> **STATED PROBLEM**
Copy each line in the data that includes the word "ABDULLAH".
Start PROVIDED INFORMATION
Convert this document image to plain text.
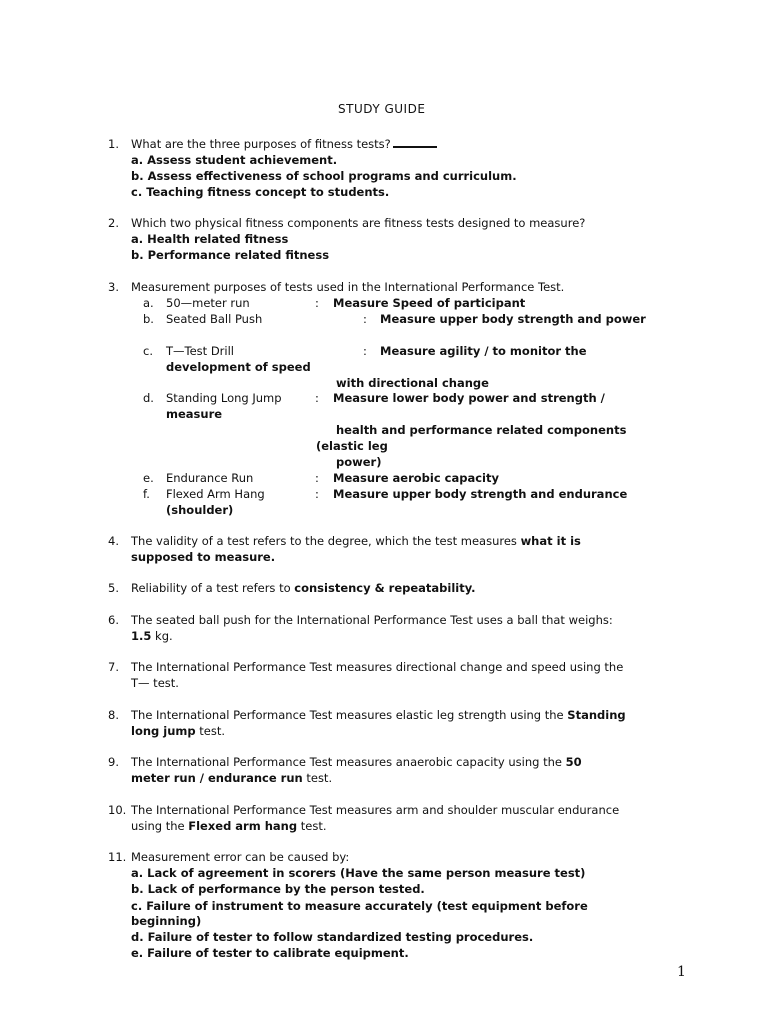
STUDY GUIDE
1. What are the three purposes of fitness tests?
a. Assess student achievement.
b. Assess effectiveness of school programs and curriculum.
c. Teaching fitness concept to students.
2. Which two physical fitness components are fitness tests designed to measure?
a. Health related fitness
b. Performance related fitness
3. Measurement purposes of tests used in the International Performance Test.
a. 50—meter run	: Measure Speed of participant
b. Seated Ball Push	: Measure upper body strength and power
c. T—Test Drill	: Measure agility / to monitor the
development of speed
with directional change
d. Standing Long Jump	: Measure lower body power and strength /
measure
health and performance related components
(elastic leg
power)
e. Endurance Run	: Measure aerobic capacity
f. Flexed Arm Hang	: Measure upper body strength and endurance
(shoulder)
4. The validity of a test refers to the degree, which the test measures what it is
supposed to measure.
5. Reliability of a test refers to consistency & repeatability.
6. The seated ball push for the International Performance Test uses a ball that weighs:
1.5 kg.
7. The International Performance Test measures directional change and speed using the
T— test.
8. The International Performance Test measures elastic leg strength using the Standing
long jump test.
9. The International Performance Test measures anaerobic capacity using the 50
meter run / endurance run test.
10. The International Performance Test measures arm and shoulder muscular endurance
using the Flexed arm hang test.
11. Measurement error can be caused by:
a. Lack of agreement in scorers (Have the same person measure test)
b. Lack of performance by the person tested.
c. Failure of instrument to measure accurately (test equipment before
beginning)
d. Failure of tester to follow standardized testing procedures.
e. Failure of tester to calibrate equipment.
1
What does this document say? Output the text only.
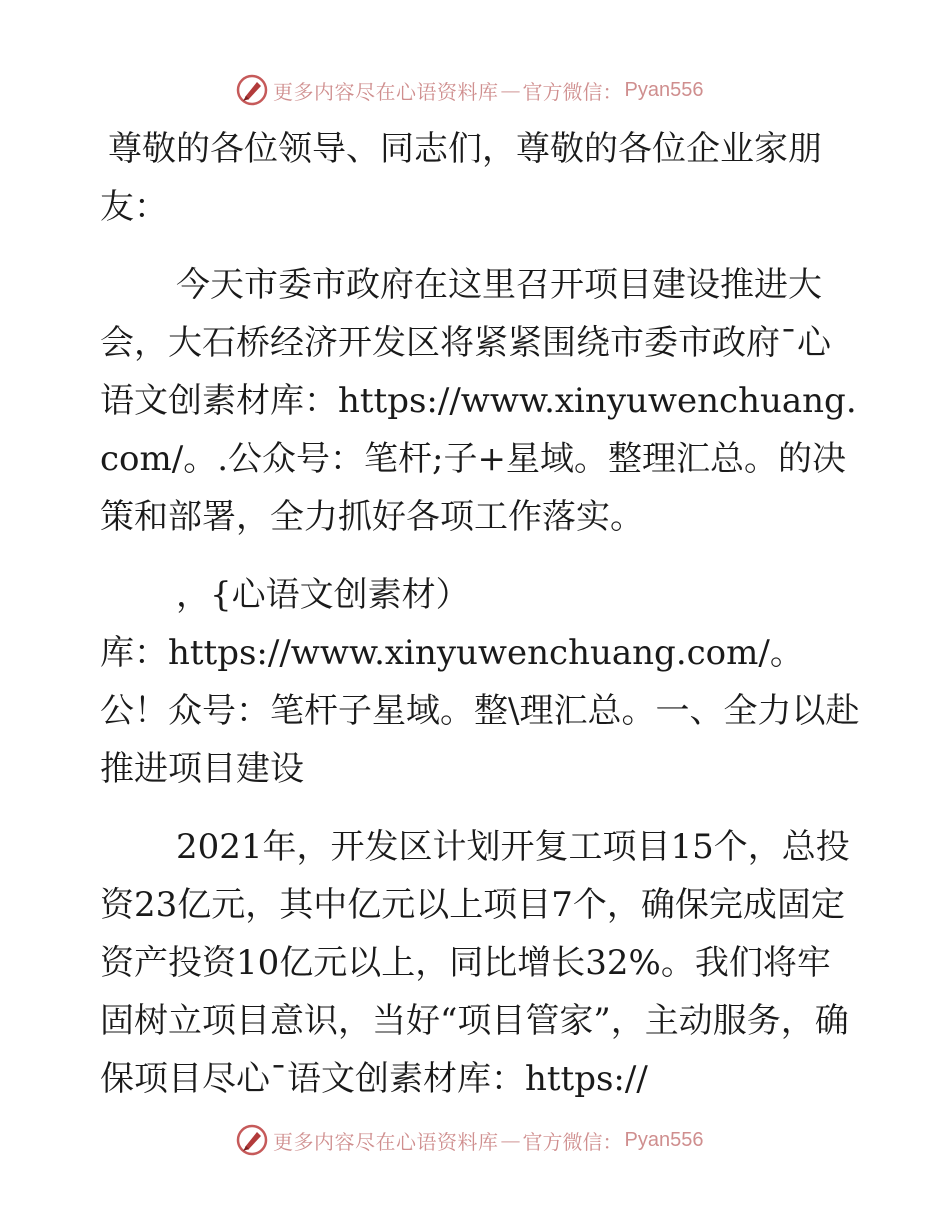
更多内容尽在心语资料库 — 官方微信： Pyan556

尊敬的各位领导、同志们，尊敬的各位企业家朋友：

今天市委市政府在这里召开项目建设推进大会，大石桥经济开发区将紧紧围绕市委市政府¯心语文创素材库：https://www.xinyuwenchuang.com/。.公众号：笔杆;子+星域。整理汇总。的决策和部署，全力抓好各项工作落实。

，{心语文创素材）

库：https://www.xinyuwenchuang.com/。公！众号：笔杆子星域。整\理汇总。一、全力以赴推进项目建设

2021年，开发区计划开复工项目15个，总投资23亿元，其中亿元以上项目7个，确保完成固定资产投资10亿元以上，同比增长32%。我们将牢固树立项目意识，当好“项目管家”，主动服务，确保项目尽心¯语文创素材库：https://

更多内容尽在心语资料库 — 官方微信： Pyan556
End PROVIDED INFORMATION
Start PROVIDED INFORMATION
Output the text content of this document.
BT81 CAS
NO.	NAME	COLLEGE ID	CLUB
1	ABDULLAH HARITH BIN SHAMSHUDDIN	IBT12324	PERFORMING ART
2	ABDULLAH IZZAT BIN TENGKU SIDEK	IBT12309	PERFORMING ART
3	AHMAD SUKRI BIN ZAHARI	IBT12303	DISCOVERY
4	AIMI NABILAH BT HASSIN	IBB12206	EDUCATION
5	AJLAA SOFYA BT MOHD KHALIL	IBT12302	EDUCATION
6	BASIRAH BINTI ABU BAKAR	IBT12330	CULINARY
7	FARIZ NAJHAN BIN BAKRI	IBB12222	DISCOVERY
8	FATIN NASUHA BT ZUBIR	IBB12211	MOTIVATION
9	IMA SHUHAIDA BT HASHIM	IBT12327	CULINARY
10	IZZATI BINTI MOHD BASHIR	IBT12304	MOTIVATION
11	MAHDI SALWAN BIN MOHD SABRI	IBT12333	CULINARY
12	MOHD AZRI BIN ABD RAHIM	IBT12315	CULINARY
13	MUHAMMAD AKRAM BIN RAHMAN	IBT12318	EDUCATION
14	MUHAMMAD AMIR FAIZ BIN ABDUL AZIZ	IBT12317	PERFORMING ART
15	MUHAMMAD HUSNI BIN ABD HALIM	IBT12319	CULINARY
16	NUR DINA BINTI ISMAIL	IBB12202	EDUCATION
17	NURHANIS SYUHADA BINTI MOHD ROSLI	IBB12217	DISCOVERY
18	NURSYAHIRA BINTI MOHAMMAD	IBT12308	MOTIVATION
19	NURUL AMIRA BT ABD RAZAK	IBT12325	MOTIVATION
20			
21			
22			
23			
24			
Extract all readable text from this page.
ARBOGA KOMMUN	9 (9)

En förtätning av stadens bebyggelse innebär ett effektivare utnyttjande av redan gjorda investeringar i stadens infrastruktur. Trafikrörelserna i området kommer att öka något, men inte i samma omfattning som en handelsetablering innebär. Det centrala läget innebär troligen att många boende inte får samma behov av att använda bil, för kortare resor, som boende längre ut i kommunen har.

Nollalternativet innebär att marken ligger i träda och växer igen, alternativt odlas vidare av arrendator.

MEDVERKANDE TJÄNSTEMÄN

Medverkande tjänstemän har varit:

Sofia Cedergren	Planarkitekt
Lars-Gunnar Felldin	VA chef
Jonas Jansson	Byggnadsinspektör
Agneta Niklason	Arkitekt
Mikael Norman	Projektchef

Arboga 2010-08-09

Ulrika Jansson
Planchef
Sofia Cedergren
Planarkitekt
End PROVIDED INFORMATION
Start PROVIDED INFORMATION
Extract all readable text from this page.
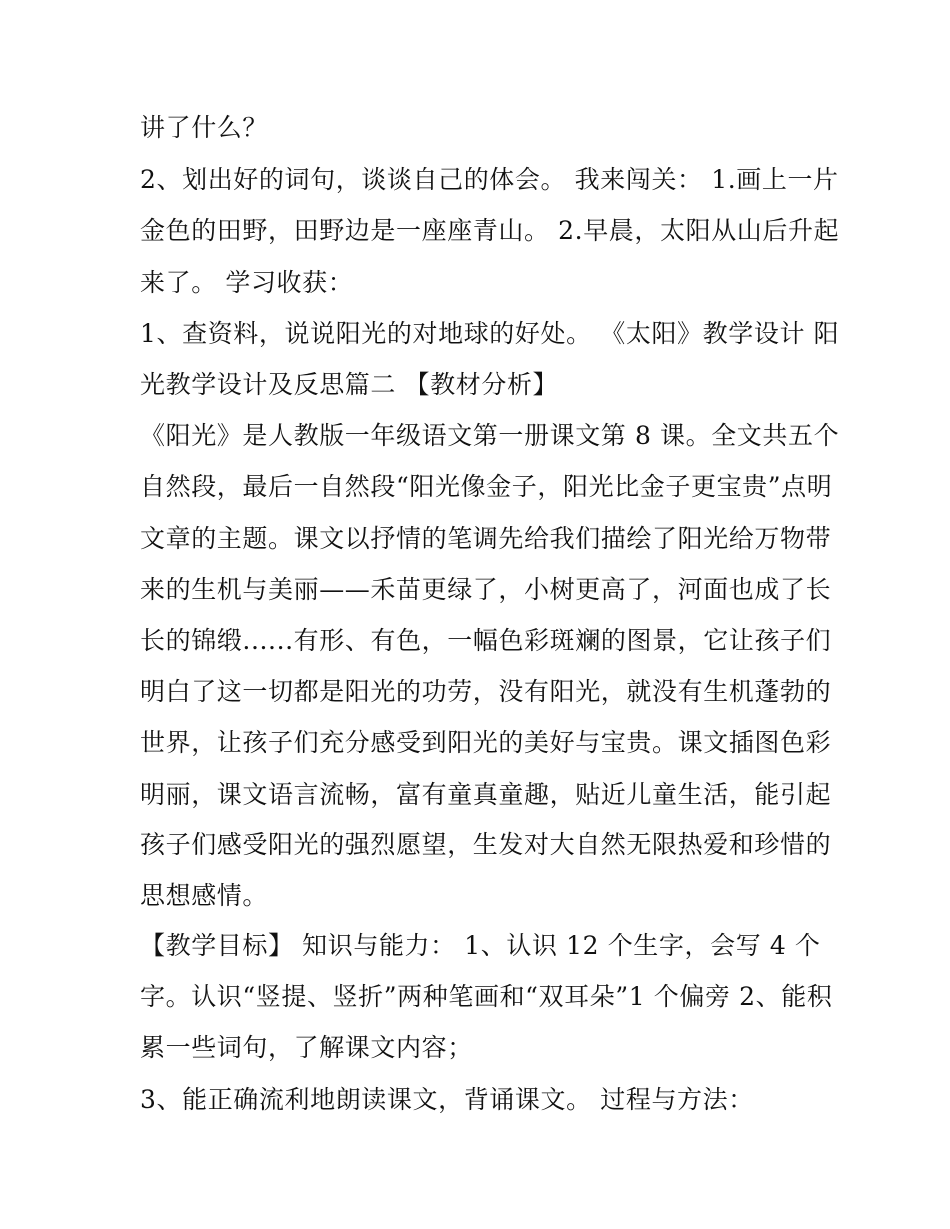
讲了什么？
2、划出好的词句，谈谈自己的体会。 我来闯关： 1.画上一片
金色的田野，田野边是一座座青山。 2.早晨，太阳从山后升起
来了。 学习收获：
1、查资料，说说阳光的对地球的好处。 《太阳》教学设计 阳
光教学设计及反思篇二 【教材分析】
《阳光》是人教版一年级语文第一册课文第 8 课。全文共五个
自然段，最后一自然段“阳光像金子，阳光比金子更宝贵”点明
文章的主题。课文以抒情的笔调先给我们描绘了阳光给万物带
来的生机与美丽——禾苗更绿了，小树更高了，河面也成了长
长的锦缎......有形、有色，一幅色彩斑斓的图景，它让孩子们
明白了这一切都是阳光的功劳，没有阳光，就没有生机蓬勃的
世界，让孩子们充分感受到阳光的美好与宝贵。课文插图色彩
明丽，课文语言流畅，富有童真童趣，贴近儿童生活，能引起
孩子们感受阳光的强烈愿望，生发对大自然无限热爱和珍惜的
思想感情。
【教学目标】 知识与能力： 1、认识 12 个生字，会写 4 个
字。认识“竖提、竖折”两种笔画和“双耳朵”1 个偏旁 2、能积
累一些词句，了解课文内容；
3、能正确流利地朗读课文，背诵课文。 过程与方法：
End PROVIDED INFORMATION
> **SOLUTION TO THE PROBLEM**
1	ABDULLAH HARITH BIN SHAMSHUDDIN	IBT12324	PERFORMING ART
2	ABDULLAH IZZAT BIN TENGKU SIDEK	IBT12309	PERFORMING ART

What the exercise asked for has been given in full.